▶ **WORK TO COMPLETE**
Turn each line of the records below into a JSON list of strings, one string per line, with blank lines left out. Leave out the picture lines.

+++

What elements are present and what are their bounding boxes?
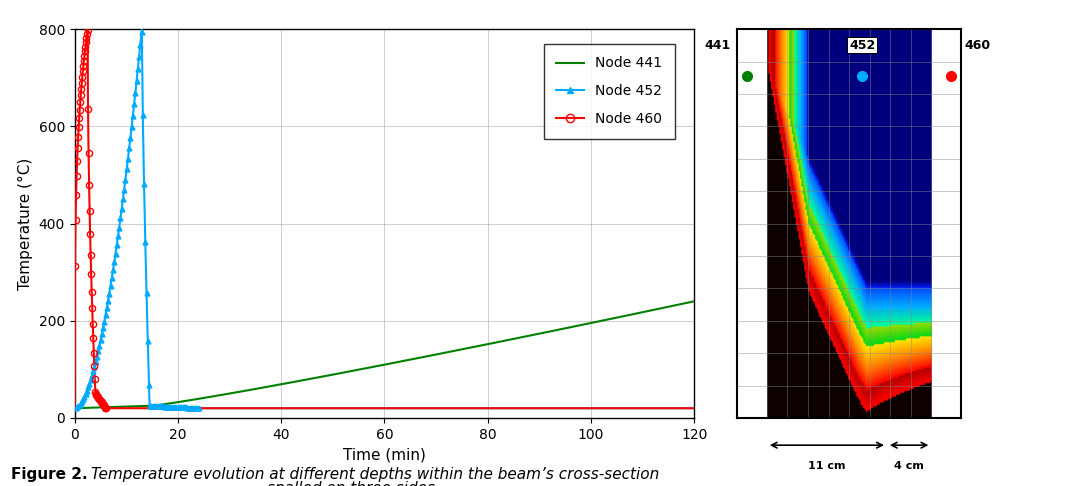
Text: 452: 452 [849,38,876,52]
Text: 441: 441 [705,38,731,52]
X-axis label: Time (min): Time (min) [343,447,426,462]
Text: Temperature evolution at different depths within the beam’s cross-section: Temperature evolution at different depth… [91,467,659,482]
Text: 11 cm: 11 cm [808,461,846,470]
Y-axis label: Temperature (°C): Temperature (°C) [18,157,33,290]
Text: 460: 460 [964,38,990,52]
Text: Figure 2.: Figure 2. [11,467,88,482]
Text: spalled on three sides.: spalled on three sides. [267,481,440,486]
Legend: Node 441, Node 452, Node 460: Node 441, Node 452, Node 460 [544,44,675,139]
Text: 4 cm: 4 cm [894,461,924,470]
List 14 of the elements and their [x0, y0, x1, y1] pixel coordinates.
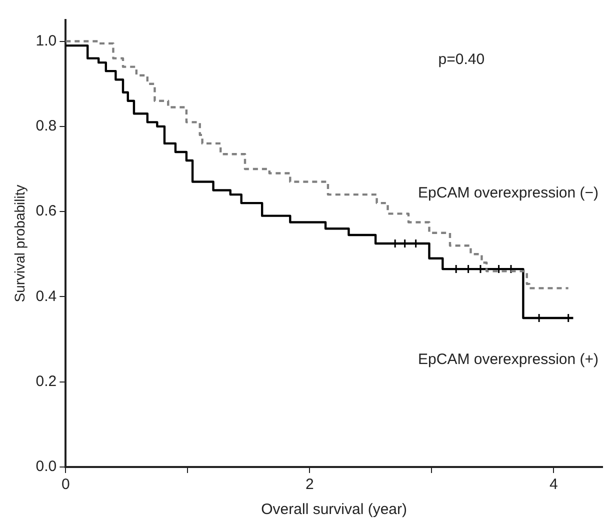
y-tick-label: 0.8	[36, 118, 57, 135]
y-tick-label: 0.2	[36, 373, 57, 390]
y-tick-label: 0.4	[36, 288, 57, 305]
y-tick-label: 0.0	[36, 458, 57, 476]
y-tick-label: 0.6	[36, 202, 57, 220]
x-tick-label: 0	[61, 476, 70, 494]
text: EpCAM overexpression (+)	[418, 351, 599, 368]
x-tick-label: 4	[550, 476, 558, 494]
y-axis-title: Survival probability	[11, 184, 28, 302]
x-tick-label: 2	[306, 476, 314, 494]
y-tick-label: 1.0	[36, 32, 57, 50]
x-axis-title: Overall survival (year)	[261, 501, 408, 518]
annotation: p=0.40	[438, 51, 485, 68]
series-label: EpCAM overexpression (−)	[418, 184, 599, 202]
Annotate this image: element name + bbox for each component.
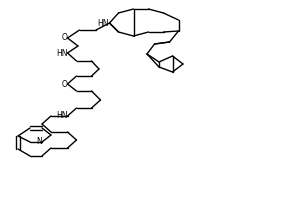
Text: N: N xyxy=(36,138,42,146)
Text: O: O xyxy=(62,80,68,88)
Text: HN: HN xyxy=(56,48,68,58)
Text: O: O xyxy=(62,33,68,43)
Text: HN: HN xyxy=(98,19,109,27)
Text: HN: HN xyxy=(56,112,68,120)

+++

▶ **COMPLETE ANSWER**
[
  "What elements are present and what are their bounding boxes?",
  "Text: 452: 452 [849,38,876,52]",
  "Text: 441: 441 [705,38,731,52]",
  "X-axis label: Time (min): Time (min) [343,447,426,462]",
  "Text: Temperature evolution at different depths within the beam’s cross-section: Temperature evolution at different depth… [91,467,659,482]",
  "Text: 11 cm: 11 cm [808,461,846,470]",
  "Y-axis label: Temperature (°C): Temperature (°C) [18,157,33,290]",
  "Text: 460: 460 [964,38,990,52]",
  "Text: Figure 2.: Figure 2. [11,467,88,482]",
  "Text: spalled on three sides.: spalled on three sides. [267,481,440,486]",
  "Legend: Node 441, Node 452, Node 460: Node 441, Node 452, Node 460 [544,44,675,139]",
  "Text: 4 cm: 4 cm [894,461,924,470]",
  "List 14 of the elements and their [x0, y0, x1, y1] pixel coordinates.",
  "y-tick-label: 0.8\t[36, 118, 57, 135]",
  "y-tick-label: 0.2\t[36, 373, 57, 390]",
  "y-tick-label: 0.4\t[36, 288, 57, 305]",
  "y-tick-label: 0.0\t[36, 458, 57, 476]",
  "y-tick-label: 0.6\t[36, 202, 57, 220]",
  "x-tick-label: 0\t[61, 476, 70, 494]",
  "text: EpCAM overexpression (+)\t[418, 351, 599, 368]",
  "x-tick-label: 4\t[550, 476, 558, 494]",
  "y-axis-title: Survival probability\t[11, 184, 28, 302]",
  "x-tick-label: 2\t[306, 476, 314, 494]",
  "y-tick-label: 1.0\t[36, 32, 57, 50]",
  "x-axis-title: Overall survival (year)\t[261, 501, 408, 518]",
  "annotation: p=0.40\t[438, 51, 485, 68]",
  "series-label: EpCAM overexpression (−)\t[418, 184, 599, 202]",
  "Annotate this image: element name + bbox for each component.",
  "Text: N: N xyxy=(36,138,42,146)",
  "Text: O: O xyxy=(62,80,68,88)",
  "Text: HN: HN xyxy=(56,48,68,58)",
  "Text: O: O xyxy=(62,33,68,43)",
  "Text: HN: HN xyxy=(98,19,109,27)",
  "Text: HN: HN xyxy=(56,112,68,120)"
]